__DATA TO PROCESS__:

-- start --

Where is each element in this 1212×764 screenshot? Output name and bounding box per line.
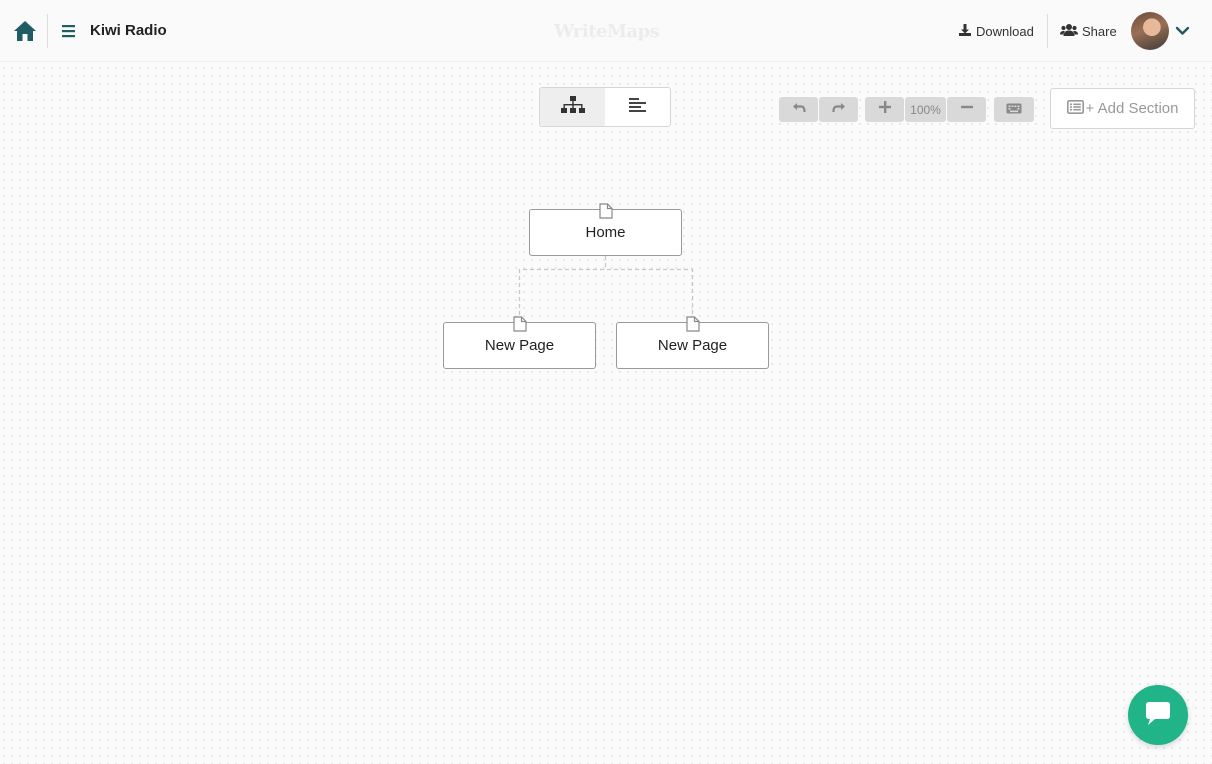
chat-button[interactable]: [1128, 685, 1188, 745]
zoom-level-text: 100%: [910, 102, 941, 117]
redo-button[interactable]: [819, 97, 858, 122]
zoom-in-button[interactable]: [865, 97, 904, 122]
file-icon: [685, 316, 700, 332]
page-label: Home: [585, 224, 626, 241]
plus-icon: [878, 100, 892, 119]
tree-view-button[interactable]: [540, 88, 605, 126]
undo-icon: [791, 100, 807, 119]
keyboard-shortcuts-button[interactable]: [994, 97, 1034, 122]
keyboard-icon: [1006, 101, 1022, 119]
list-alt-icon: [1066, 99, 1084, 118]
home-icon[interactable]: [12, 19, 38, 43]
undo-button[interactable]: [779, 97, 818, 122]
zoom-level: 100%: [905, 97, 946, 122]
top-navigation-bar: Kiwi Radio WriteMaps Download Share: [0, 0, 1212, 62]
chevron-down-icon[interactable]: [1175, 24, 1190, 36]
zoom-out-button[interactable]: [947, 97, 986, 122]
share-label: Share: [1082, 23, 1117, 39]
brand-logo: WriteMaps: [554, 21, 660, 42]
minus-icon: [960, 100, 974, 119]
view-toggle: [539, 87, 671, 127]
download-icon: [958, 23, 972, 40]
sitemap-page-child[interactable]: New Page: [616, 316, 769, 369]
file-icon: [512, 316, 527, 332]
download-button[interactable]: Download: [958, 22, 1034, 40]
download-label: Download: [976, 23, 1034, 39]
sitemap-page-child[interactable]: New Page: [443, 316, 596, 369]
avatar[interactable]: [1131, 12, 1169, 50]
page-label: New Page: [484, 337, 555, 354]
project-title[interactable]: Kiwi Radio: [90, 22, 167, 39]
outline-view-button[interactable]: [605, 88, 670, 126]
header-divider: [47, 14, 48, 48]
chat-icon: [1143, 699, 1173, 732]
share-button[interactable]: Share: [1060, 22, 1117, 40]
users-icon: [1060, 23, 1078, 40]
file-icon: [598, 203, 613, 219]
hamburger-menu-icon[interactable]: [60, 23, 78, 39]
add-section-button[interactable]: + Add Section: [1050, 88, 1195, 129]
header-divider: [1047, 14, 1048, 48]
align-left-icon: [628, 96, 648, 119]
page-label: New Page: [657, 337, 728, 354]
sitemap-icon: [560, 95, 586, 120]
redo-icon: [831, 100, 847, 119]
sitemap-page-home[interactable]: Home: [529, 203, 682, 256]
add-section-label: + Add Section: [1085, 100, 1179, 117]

-- end --

__WORK TO COMPLETE__:
Return every line of the items above unchanged and in the same order, leaving out the pictures.

__WRITTEN SOLUTION__:
Where is each element in this 1212×764 screenshot? Output name and bounding box per line.
chat-button[interactable]: [1128, 685, 1188, 745]
zoom-level-text: 100%: [910, 102, 941, 117]
redo-button[interactable]: [819, 97, 858, 122]
zoom-in-button[interactable]: [865, 97, 904, 122]
file-icon: [685, 316, 700, 332]
page-label: Home: [585, 224, 626, 241]
plus-icon: [878, 100, 892, 119]
tree-view-button[interactable]: [540, 88, 605, 126]
undo-icon: [791, 100, 807, 119]
keyboard-shortcuts-button[interactable]: [994, 97, 1034, 122]
keyboard-icon: [1006, 101, 1022, 119]
list-alt-icon: [1066, 99, 1084, 118]
home-icon[interactable]: [12, 19, 38, 43]
undo-button[interactable]: [779, 97, 818, 122]
zoom-level: 100%: [905, 97, 946, 122]
top-navigation-bar: Kiwi Radio WriteMaps Download Share: [0, 0, 1212, 62]
chevron-down-icon[interactable]: [1175, 24, 1190, 36]
zoom-out-button[interactable]: [947, 97, 986, 122]
share-label: Share: [1082, 23, 1117, 39]
brand-logo: WriteMaps: [554, 21, 660, 42]
minus-icon: [960, 100, 974, 119]
view-toggle: [539, 87, 671, 127]
download-icon: [958, 23, 972, 40]
sitemap-page-child[interactable]: New Page: [616, 316, 769, 369]
file-icon: [512, 316, 527, 332]
download-button[interactable]: Download: [958, 22, 1034, 40]
download-label: Download: [976, 23, 1034, 39]
sitemap-page-child[interactable]: New Page: [443, 316, 596, 369]
avatar[interactable]: [1131, 12, 1169, 50]
page-label: New Page: [484, 337, 555, 354]
project-title[interactable]: Kiwi Radio: [90, 22, 167, 39]
outline-view-button[interactable]: [605, 88, 670, 126]
header-divider: [47, 14, 48, 48]
chat-icon: [1143, 699, 1173, 732]
share-button[interactable]: Share: [1060, 22, 1117, 40]
users-icon: [1060, 23, 1078, 40]
file-icon: [598, 203, 613, 219]
hamburger-menu-icon[interactable]: [60, 23, 78, 39]
add-section-button[interactable]: + Add Section: [1050, 88, 1195, 129]
header-divider: [1047, 14, 1048, 48]
align-left-icon: [628, 96, 648, 119]
page-label: New Page: [657, 337, 728, 354]
sitemap-icon: [560, 95, 586, 120]
redo-icon: [831, 100, 847, 119]
sitemap-page-home[interactable]: Home: [529, 203, 682, 256]
add-section-label: + Add Section: [1085, 100, 1179, 117]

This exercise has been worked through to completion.